Exercício A
Transcreva literalmente a parte do trecho sobre a glicose que começa nas palavras "A quantidade certa: nem" e termina depois de "de energia celular.".
Exercício B
Responda às perguntas abaixo com base no trecho sobre a glicose.
(i) Qual grupo de alimentos é o de mais fácil transformação?
(ii) De que a evolução já se ocupou?
(iii) Que nome recebe a condição em que a quantidade de glicose no sangue é insuficiente?
Exercício C
Traduza para o inglês esta frase do trecho sobre a glicose: "O tipo de alimento de mais fácil transformação é o grupo dos carboidratos."

Trecho da página
_ _ _ _ _ _ _
A quantidade certa: nem muito nem muito pouco
Definitivamente, todos os alimentos que ingerimos acabam, em
maior ou menor medida, sendo transformados em glicose, ou seja, em energia para
o organismo. O tipo de alimento de mais fácil transformação é o grupo dos
carboidratos. Eles incluem os açúcares livres, acrescidos a uma infinidade de
produtos, mas também muitos outros, como os cereais, tubérculos, leguminosas,
laticínios, frutas e hortaliças. Se mantivermos uma dieta saudável e nosso
organismo funcionar bem, não há por que se preocupar: o suprimento de glicose
está assegurado, mesmo que nunca mais comamos cup cakes. A evolução já se
ocupou de criar recursos para obter o principal suprimento de energia celular.
Mas, como é sabido, o organismo pode falhar por múltiplas
razões, também no que diz respeito à obtenção de glicose. Quando o fornecimento
não é adequado, ou seja, quando a quantidade de glicose no sangue é excessiva
ou insuficiente, ocorrem, respectivamente, hiperglicemia e hipoglicemia.
_ _ _ _ _ _ _
Entradas exibidas

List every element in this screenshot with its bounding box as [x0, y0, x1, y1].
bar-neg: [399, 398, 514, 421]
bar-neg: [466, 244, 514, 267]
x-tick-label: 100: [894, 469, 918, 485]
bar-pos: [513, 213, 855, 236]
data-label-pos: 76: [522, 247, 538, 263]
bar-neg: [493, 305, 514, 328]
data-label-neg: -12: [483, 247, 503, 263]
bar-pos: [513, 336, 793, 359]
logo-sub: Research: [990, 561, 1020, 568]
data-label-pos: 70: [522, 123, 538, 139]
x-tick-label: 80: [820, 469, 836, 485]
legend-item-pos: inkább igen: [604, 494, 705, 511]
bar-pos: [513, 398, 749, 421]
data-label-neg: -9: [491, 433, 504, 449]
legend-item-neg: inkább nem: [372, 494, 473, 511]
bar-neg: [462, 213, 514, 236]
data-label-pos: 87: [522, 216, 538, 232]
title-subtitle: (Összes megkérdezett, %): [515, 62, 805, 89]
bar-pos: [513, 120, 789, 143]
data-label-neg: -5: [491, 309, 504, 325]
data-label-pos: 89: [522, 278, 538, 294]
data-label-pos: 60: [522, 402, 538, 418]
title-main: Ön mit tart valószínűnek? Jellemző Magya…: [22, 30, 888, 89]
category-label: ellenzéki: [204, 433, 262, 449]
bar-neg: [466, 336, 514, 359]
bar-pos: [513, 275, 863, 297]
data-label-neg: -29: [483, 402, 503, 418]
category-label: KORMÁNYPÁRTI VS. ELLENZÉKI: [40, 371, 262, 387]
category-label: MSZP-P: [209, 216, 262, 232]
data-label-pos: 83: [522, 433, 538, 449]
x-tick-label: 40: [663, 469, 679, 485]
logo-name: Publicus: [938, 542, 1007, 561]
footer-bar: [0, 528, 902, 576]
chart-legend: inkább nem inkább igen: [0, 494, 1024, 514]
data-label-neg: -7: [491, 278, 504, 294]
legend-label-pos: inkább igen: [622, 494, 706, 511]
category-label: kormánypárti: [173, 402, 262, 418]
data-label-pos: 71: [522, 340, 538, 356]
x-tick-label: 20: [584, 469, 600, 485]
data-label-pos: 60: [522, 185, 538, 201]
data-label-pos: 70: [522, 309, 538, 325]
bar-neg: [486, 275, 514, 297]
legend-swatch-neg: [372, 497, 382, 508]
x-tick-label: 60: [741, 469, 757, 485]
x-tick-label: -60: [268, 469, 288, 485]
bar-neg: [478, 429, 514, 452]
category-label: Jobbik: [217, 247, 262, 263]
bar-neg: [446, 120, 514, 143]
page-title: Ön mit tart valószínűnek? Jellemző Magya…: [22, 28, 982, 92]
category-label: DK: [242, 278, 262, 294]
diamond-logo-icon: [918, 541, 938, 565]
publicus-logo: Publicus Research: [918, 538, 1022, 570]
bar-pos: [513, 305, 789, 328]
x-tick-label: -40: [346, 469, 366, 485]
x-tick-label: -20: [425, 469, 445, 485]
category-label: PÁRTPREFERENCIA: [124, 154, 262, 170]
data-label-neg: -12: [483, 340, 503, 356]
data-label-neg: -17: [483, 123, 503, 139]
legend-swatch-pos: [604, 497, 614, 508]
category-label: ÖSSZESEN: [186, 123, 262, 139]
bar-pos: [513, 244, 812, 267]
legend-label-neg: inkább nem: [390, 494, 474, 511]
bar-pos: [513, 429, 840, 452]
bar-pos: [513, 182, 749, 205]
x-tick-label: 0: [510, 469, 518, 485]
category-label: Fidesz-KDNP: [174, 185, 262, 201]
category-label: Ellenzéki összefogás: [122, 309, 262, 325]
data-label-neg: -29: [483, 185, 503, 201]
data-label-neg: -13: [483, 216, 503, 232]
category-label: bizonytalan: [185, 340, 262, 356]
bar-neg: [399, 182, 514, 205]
_ _ _ _ _ _ _
Resposta A
A quantidade certa: nem muito nem muito pouco
Definitivamente, todos os alimentos que ingerimos acabam, em
maior ou menor medida, sendo transformados em glicose, ou seja, em energia para
o organismo. O tipo de alimento de mais fácil transformação é o grupo dos
carboidratos. Eles incluem os açúcares livres, acrescidos a uma infinidade de
produtos, mas também muitos outros, como os cereais, tubérculos, leguminosas,
laticínios, frutas e hortaliças. Se mantivermos uma dieta saudável e nosso
organismo funcionar bem, não há por que se preocupar: o suprimento de glicose
está assegurado, mesmo que nunca mais comamos cup cakes. A evolução já se
ocupou de criar recursos para obter o principal suprimento de energia celular.

Resposta B
(i) O grupo dos carboidratos.
(ii) De criar recursos para obter o principal suprimento de energia celular.
(iii) Hipoglicemia.

Resposta C
The type of food that is most easily transformed is the carbohydrate group.